Extracted records:

++++++++++

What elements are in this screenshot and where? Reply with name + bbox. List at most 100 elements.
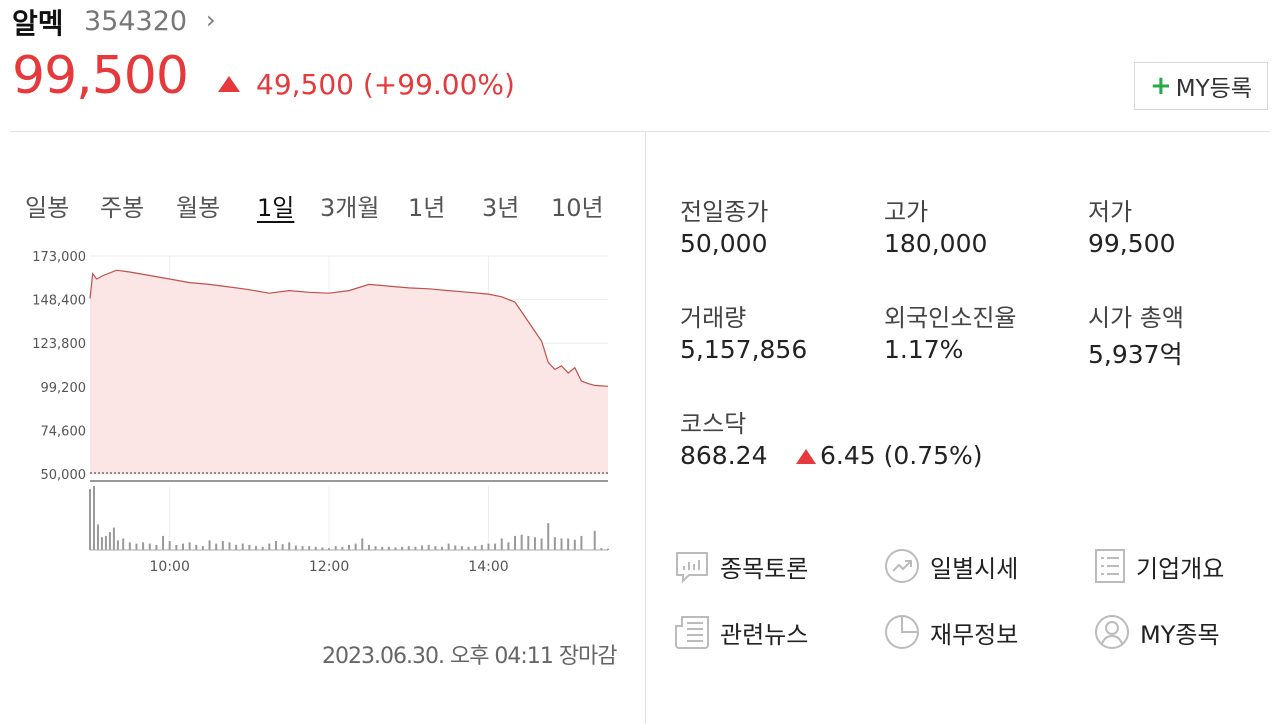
- volume-bar: [215, 543, 218, 550]
- my-register-label: MY등록: [1175, 76, 1252, 102]
- newspaper-icon: [675, 616, 709, 649]
- volume-bar: [394, 547, 397, 550]
- volume-bar: [135, 543, 138, 550]
- trend-up-icon: [885, 549, 919, 583]
- high-value: 180,000: [884, 229, 988, 258]
- volume-bar: [261, 546, 264, 550]
- volume-bar: [580, 535, 583, 550]
- volume-bar: [600, 548, 603, 550]
- volume-bar: [607, 548, 609, 550]
- volume-bar: [447, 543, 450, 550]
- volume-bar: [553, 537, 556, 550]
- my-register-button[interactable]: + MY등록: [1134, 62, 1268, 110]
- price-line: [89, 269, 609, 387]
- volume-bar: [348, 544, 350, 550]
- tab-10-years[interactable]: 10년: [551, 194, 604, 222]
- news-label: 관련뉴스: [720, 620, 809, 649]
- volume-bar: [96, 524, 99, 550]
- list-document-icon: [1095, 549, 1125, 583]
- volume-bar: [208, 540, 211, 550]
- tab-3-years[interactable]: 3년: [482, 194, 520, 222]
- current-price: 99,500: [12, 46, 189, 106]
- volume-bar: [142, 542, 145, 550]
- volume-bar: [414, 546, 417, 550]
- volume-bar: [108, 532, 111, 550]
- intraday-chart: 173,000 148,400 123,800 99,200 74,600 50,000 1…: [32, 250, 609, 575]
- volume-bar: [334, 546, 337, 550]
- low-label: 저가: [1088, 198, 1133, 226]
- panel-divider: [645, 132, 646, 724]
- volume-bar: [533, 537, 536, 550]
- volume-bar: [328, 548, 331, 550]
- volume-bar: [100, 537, 103, 550]
- volume-bar: [507, 542, 510, 550]
- volume-bar: [487, 543, 490, 550]
- financials-label: 재무정보: [930, 620, 1019, 649]
- prev-close-value: 50,000: [680, 229, 768, 258]
- chevron-right-icon[interactable]: ›: [206, 6, 216, 34]
- volume-bar: [474, 546, 477, 550]
- my-stocks-link[interactable]: MY종목: [1094, 614, 1220, 650]
- volume-bar: [248, 544, 251, 550]
- financials-link[interactable]: 재무정보: [884, 614, 1018, 650]
- tab-1-day[interactable]: 1일: [257, 194, 295, 222]
- y-tick-label: 123,800: [32, 337, 86, 352]
- volume-bar: [341, 546, 344, 550]
- volume-bar: [168, 541, 171, 550]
- tab-1-year[interactable]: 1년: [408, 194, 446, 222]
- volume-bar: [560, 538, 563, 550]
- tab-daily-candle[interactable]: 일봉: [25, 194, 70, 222]
- volume-value: 5,157,856: [680, 335, 808, 364]
- stock-code[interactable]: 354320: [84, 6, 188, 37]
- y-tick-label: 50,000: [41, 468, 87, 483]
- up-triangle-icon: [796, 449, 816, 464]
- index-change: 6.45 (0.75%): [820, 441, 983, 470]
- volume-bar: [162, 535, 165, 550]
- volume-bar: [301, 546, 304, 550]
- volume-bar: [520, 534, 523, 550]
- y-tick-label: 173,000: [32, 250, 86, 265]
- news-link[interactable]: 관련뉴스: [674, 614, 808, 650]
- volume-label: 거래량: [680, 304, 747, 332]
- volume-bar: [440, 546, 443, 550]
- volume-bar: [494, 543, 497, 550]
- volume-bar: [122, 538, 125, 550]
- tab-3-months[interactable]: 3개월: [320, 194, 380, 222]
- volume-bar: [454, 545, 457, 550]
- daily-price-label: 일별시세: [930, 554, 1019, 583]
- volume-bar: [593, 530, 596, 550]
- price-change: 49,500 (+99.00%): [256, 68, 515, 101]
- volume-bar: [175, 544, 178, 550]
- volume-bar: [112, 527, 115, 550]
- volume-bar: [255, 546, 258, 550]
- header-divider: [10, 131, 1270, 132]
- volume-bar: [201, 546, 204, 550]
- volume-bar: [148, 543, 151, 550]
- volume-bar: [221, 541, 224, 550]
- discussion-link[interactable]: 종목토론: [674, 548, 808, 584]
- volume-bar: [401, 546, 404, 550]
- volume-bar: [573, 539, 576, 550]
- volume-bar: [434, 546, 437, 550]
- tab-monthly-candle[interactable]: 월봉: [176, 194, 221, 222]
- up-triangle-icon: [218, 76, 240, 92]
- y-tick-label: 148,400: [32, 294, 86, 309]
- volume-bar: [274, 541, 277, 550]
- volume-bar: [387, 546, 390, 550]
- volume-bar: [228, 542, 231, 550]
- x-tick-label: 10:00: [150, 559, 190, 575]
- volume-bar: [421, 545, 424, 550]
- volume-bar: [288, 542, 291, 550]
- volume-bar: [407, 546, 410, 550]
- low-value: 99,500: [1088, 229, 1176, 258]
- foreign-ratio-value: 1.17%: [884, 335, 964, 364]
- company-info-link[interactable]: 기업개요: [1094, 548, 1224, 584]
- x-tick-label: 14:00: [468, 559, 508, 575]
- volume-bar: [314, 546, 317, 550]
- volume-bar: [188, 542, 191, 550]
- volume-bar: [155, 544, 158, 550]
- volume-bar: [104, 535, 107, 550]
- tab-weekly-candle[interactable]: 주봉: [100, 194, 145, 222]
- daily-price-link[interactable]: 일별시세: [884, 548, 1018, 584]
- company-info-label: 기업개요: [1136, 554, 1225, 583]
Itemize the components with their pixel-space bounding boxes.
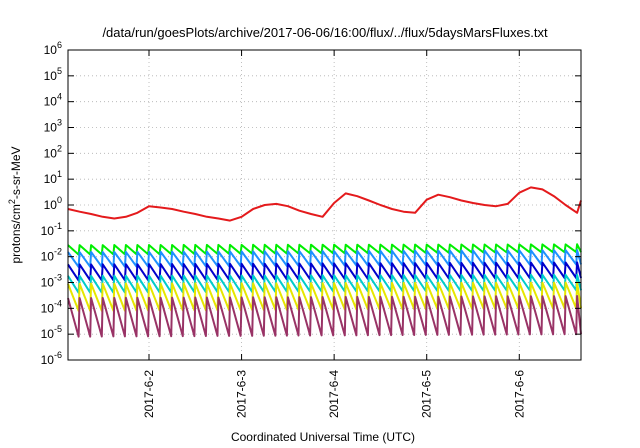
y-tick-label: 10-4: [41, 298, 62, 315]
series-layer: [67, 186, 582, 338]
series-line-7: [67, 295, 582, 338]
y-tick-label: 100: [44, 195, 62, 212]
y-tick-label: 10-5: [41, 324, 62, 341]
series-line-2: [67, 243, 582, 256]
x-axis-label: Coordinated Universal Time (UTC): [231, 430, 415, 444]
y-tick-label: 10-3: [41, 273, 62, 290]
y-tick-label: 10-1: [41, 221, 62, 238]
y-axis-label-rest: -s-sr-MeV: [9, 146, 23, 199]
x-tick-label: 2017-6-5: [420, 370, 434, 418]
y-tick-label: 103: [44, 118, 62, 135]
grid: [68, 50, 581, 360]
series-line-4: [67, 261, 582, 282]
y-tick-label: 10-6: [41, 350, 62, 367]
chart-title: /data/run/goesPlots/archive/2017-06-06/1…: [102, 25, 548, 40]
x-tick-label: 2017-6-2: [142, 370, 156, 418]
y-tick-label: 10-2: [41, 247, 62, 264]
y-axis-label: protons/cm2-s-sr-MeV: [7, 146, 23, 263]
svg-text:protons/cm2-s-sr-MeV: protons/cm2-s-sr-MeV: [7, 146, 23, 263]
y-axis-label-base: protons/cm: [9, 204, 23, 263]
x-tick-label: 2017-6-3: [235, 370, 249, 418]
y-axis-label-sup: 2: [7, 199, 17, 204]
y-tick-label: 102: [44, 143, 62, 160]
x-tick-label: 2017-6-6: [512, 370, 526, 418]
x-tick-label: 2017-6-4: [327, 370, 341, 418]
series-line-1: [67, 186, 582, 222]
y-tick-label: 105: [44, 66, 62, 83]
y-tick-label: 101: [44, 169, 62, 186]
series-line-5: [67, 273, 582, 294]
series-line-3: [67, 249, 582, 268]
y-tick-label: 104: [44, 92, 62, 109]
ticks: 10-6 10-5 10-4 10-3 10-2 10-1 100 101 102 103 104 1…: [41, 40, 581, 418]
y-tick-label: 106: [44, 40, 62, 57]
series-line-6: [67, 281, 582, 312]
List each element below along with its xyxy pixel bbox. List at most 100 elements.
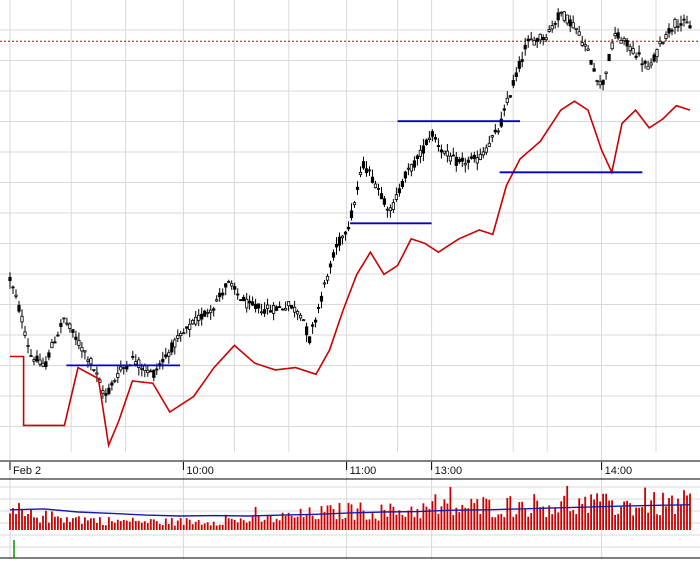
candle-body — [676, 25, 680, 28]
candlestick — [56, 331, 60, 337]
candlestick — [146, 364, 150, 377]
candlestick-series — [8, 8, 692, 403]
volume-bar — [215, 525, 218, 530]
volume-bar — [311, 515, 314, 530]
candle-body — [604, 71, 608, 74]
candlestick — [83, 350, 87, 360]
candlestick — [412, 156, 417, 171]
volume-bar — [338, 503, 341, 530]
candle-body — [161, 358, 165, 363]
volume-bar — [539, 507, 542, 530]
volume-bar — [461, 504, 464, 530]
support-lines — [66, 120, 643, 367]
candle-body — [574, 27, 578, 30]
volume-bar — [152, 519, 155, 530]
volume-bar — [602, 493, 604, 530]
candlestick — [44, 356, 48, 370]
volume-bar — [563, 495, 566, 530]
volume-bar — [257, 515, 260, 530]
candle-body — [484, 147, 488, 153]
candle-body — [122, 366, 126, 369]
volume-bar — [524, 509, 527, 530]
candlestick — [640, 57, 644, 72]
candle-body — [541, 37, 545, 41]
volume-bar — [401, 514, 404, 530]
volume-bar — [545, 517, 548, 530]
candle-body — [203, 310, 207, 317]
candlestick — [8, 272, 12, 289]
candle-body — [661, 42, 665, 44]
candle-body — [29, 355, 33, 358]
time-axis: Feb 2 10:00 11:00 13:00 14:00 — [0, 460, 700, 480]
candlestick — [236, 288, 240, 300]
candle-body — [523, 44, 527, 50]
candlestick — [448, 152, 453, 165]
volume-bar — [653, 492, 655, 530]
volume-bar — [140, 522, 143, 530]
candlestick — [430, 129, 435, 142]
candlestick — [65, 317, 69, 326]
candle-body — [236, 293, 240, 296]
volume-bar — [302, 517, 305, 530]
candlestick — [349, 203, 354, 221]
candle-body — [143, 365, 147, 371]
candlestick — [625, 38, 629, 52]
candle-body — [616, 32, 620, 39]
candlestick — [352, 201, 357, 208]
candle-body — [469, 156, 473, 159]
candlestick — [319, 291, 324, 309]
candle-body — [259, 311, 264, 314]
volume-bar — [81, 523, 83, 530]
candle-body — [38, 359, 42, 365]
volume-bar — [569, 511, 572, 530]
volume-bar — [611, 500, 613, 530]
candle-body — [637, 52, 641, 55]
volume-bar — [299, 508, 302, 530]
candle-body — [56, 334, 60, 337]
candlestick — [80, 341, 84, 358]
candle-body — [322, 282, 327, 285]
candle-body — [304, 326, 309, 336]
candlestick — [610, 39, 614, 51]
volume-bar — [131, 517, 134, 530]
candlestick — [38, 353, 42, 367]
volume-bar — [542, 506, 545, 530]
candlestick — [161, 351, 165, 370]
candlestick — [41, 357, 45, 368]
candlestick — [307, 336, 312, 345]
candlestick — [50, 339, 54, 349]
candle-body — [41, 362, 45, 367]
candlestick — [206, 308, 210, 318]
candle-body — [670, 29, 674, 32]
candle-body — [451, 154, 455, 157]
candle-body — [520, 59, 524, 62]
candle-body — [634, 55, 638, 58]
candle-body — [679, 23, 683, 26]
candlestick — [176, 329, 180, 343]
volume-bar — [275, 518, 278, 530]
candlestick — [119, 360, 123, 373]
candlestick — [200, 307, 204, 326]
candle-body — [466, 159, 470, 163]
candlestick — [646, 60, 650, 70]
candle-body — [352, 202, 357, 206]
candle-body — [209, 309, 213, 314]
candlestick — [173, 337, 177, 355]
candle-body — [601, 79, 605, 85]
candle-body — [71, 329, 75, 333]
volume-bar — [494, 517, 497, 530]
candle-body — [50, 342, 54, 349]
candlestick — [556, 8, 560, 28]
time-axis-label: 10:00 — [186, 465, 214, 477]
candle-body — [80, 346, 84, 352]
candle-body — [367, 169, 372, 172]
volume-bar — [251, 515, 254, 530]
candlestick — [661, 41, 665, 45]
candlestick — [280, 308, 285, 311]
candlestick — [277, 301, 282, 309]
volume-bar — [455, 507, 458, 530]
volume-bar — [57, 516, 59, 530]
volume-bar — [680, 505, 682, 530]
candle-body — [149, 370, 153, 373]
candle-body — [224, 283, 228, 288]
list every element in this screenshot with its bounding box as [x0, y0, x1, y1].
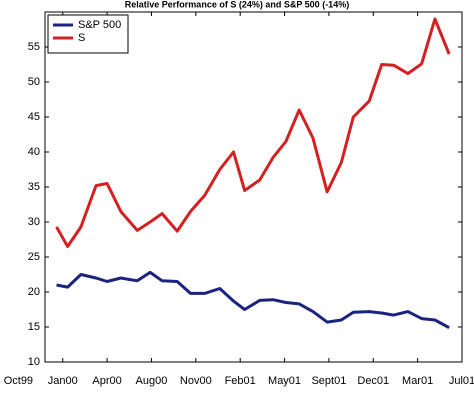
y-tick-label: 40 [28, 146, 40, 158]
x-tick-label: Apr00 [92, 375, 121, 387]
y-tick-label: 35 [28, 181, 40, 193]
x-tick-label: Sept01 [311, 375, 346, 387]
x-tick-label: Feb01 [225, 375, 256, 387]
chart-title: Relative Performance of S (24%) and S&P … [125, 0, 349, 9]
x-tick-label: Mar01 [402, 375, 433, 387]
x-tick-label: Dec01 [357, 375, 389, 387]
x-tick-label: Jul01 [449, 375, 474, 387]
x-tick-label: May01 [268, 375, 301, 387]
y-tick-label: 20 [28, 286, 40, 298]
series-line [56, 270, 450, 330]
y-tick-label: 30 [28, 216, 40, 228]
y-tick-label: 55 [28, 41, 40, 53]
series-line [55, 17, 451, 248]
y-tick-label: 45 [28, 111, 40, 123]
y-tick-label: 15 [28, 321, 40, 333]
y-tick-label: 10 [28, 356, 40, 368]
legend-label: S&P 500 [78, 19, 121, 31]
legend-label: S [78, 32, 85, 44]
y-tick-label: 25 [28, 251, 40, 263]
x-tick-label: Aug00 [136, 375, 168, 387]
x-tick-label: Jan00 [48, 375, 78, 387]
y-tick-label: 50 [28, 76, 40, 88]
x-tick-label: Nov00 [180, 375, 212, 387]
legend-box [47, 14, 129, 54]
x-tick-label: Oct99 [4, 375, 33, 387]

++++++++++

> Exercise brief:
Count the lines of the material that contain the string "this", with case counting. Reply with the number only.

> The completed task:
2